### TASK INSTRUCTIONS
Exact repetition of every entry is required.

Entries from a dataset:

○ ○ ○ ○ ○ ○ ○

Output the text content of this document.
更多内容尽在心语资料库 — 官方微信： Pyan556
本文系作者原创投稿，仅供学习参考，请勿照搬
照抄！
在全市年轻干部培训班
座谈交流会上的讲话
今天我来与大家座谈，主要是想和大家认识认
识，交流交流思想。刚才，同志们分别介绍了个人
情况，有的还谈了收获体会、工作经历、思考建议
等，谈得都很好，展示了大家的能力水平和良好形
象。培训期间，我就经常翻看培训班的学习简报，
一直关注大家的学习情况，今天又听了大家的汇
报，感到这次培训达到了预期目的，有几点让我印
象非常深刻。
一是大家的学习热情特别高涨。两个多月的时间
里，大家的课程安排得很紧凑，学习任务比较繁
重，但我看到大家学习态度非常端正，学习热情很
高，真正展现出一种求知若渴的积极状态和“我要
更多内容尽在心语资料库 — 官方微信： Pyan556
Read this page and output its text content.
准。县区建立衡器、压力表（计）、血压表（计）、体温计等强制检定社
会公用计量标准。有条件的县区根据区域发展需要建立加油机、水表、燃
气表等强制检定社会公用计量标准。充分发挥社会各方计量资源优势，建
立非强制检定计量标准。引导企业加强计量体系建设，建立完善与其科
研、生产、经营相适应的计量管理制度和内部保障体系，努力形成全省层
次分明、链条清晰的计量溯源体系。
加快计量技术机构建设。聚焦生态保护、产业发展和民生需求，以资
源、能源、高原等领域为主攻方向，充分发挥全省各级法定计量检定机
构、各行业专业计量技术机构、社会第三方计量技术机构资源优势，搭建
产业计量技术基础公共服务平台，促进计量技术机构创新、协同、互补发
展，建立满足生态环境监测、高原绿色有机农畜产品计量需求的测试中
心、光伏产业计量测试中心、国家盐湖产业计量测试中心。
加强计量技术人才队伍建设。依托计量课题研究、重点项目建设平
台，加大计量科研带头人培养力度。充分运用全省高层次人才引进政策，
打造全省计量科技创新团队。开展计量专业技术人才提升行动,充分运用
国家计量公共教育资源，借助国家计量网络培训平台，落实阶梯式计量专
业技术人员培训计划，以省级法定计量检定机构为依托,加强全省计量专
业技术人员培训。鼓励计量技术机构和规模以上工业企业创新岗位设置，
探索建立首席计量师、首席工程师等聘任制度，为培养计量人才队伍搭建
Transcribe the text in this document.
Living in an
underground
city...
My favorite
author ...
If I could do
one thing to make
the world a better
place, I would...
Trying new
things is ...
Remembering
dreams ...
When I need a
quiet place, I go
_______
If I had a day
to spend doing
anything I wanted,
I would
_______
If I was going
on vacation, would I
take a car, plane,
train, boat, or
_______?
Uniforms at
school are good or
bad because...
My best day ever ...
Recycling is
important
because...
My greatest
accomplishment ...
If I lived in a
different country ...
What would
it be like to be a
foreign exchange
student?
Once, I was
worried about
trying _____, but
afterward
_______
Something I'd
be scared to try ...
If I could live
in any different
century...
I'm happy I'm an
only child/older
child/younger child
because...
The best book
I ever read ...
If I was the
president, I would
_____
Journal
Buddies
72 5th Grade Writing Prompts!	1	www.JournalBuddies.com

○ ○ ○ ○ ○ ○ ○

### ANSWER TO THE PROBLEM
Output the text content of this document.
更多内容尽在心语资料库 — 官方微信： Pyan556
本文系作者原创投稿，仅供学习参考，请勿照搬
照抄！
在全市年轻干部培训班
座谈交流会上的讲话
今天我来与大家座谈，主要是想和大家认识认
识，交流交流思想。刚才，同志们分别介绍了个人
情况，有的还谈了收获体会、工作经历、思考建议
等，谈得都很好，展示了大家的能力水平和良好形
象。培训期间，我就经常翻看培训班的学习简报，
一直关注大家的学习情况，今天又听了大家的汇
报，感到这次培训达到了预期目的，有几点让我印
象非常深刻。
一是大家的学习热情特别高涨。两个多月的时间
里，大家的课程安排得很紧凑，学习任务比较繁
重，但我看到大家学习态度非常端正，学习热情很
高，真正展现出一种求知若渴的积极状态和“我要
更多内容尽在心语资料库 — 官方微信： Pyan556
Read this page and output its text content.
准。县区建立衡器、压力表（计）、血压表（计）、体温计等强制检定社
会公用计量标准。有条件的县区根据区域发展需要建立加油机、水表、燃
气表等强制检定社会公用计量标准。充分发挥社会各方计量资源优势，建
立非强制检定计量标准。引导企业加强计量体系建设，建立完善与其科
研、生产、经营相适应的计量管理制度和内部保障体系，努力形成全省层
次分明、链条清晰的计量溯源体系。
加快计量技术机构建设。聚焦生态保护、产业发展和民生需求，以资
源、能源、高原等领域为主攻方向，充分发挥全省各级法定计量检定机
构、各行业专业计量技术机构、社会第三方计量技术机构资源优势，搭建
产业计量技术基础公共服务平台，促进计量技术机构创新、协同、互补发
展，建立满足生态环境监测、高原绿色有机农畜产品计量需求的测试中
心、光伏产业计量测试中心、国家盐湖产业计量测试中心。
加强计量技术人才队伍建设。依托计量课题研究、重点项目建设平
台，加大计量科研带头人培养力度。充分运用全省高层次人才引进政策，
打造全省计量科技创新团队。开展计量专业技术人才提升行动,充分运用
国家计量公共教育资源，借助国家计量网络培训平台，落实阶梯式计量专
业技术人员培训计划，以省级法定计量检定机构为依托,加强全省计量专
业技术人员培训。鼓励计量技术机构和规模以上工业企业创新岗位设置，
探索建立首席计量师、首席工程师等聘任制度，为培养计量人才队伍搭建
Transcribe the text in this document.
Living in an
underground
city...
My favorite
author ...
If I could do
one thing to make
the world a better
place, I would...
Trying new
things is ...
Remembering
dreams ...
When I need a
quiet place, I go
_______
If I had a day
to spend doing
anything I wanted,
I would
_______
If I was going
on vacation, would I
take a car, plane,
train, boat, or
_______?
Uniforms at
school are good or
bad because...
My best day ever ...
Recycling is
important
because...
My greatest
accomplishment ...
If I lived in a
different country ...
What would
it be like to be a
foreign exchange
student?
Once, I was
worried about
trying _____, but
afterward
_______
Something I'd
be scared to try ...
If I could live
in any different
century...
I'm happy I'm an
only child/older
child/younger child
because...
The best book
I ever read ...
If I was the
president, I would
_____
Journal
Buddies
72 5th Grade Writing Prompts!	1	www.JournalBuddies.com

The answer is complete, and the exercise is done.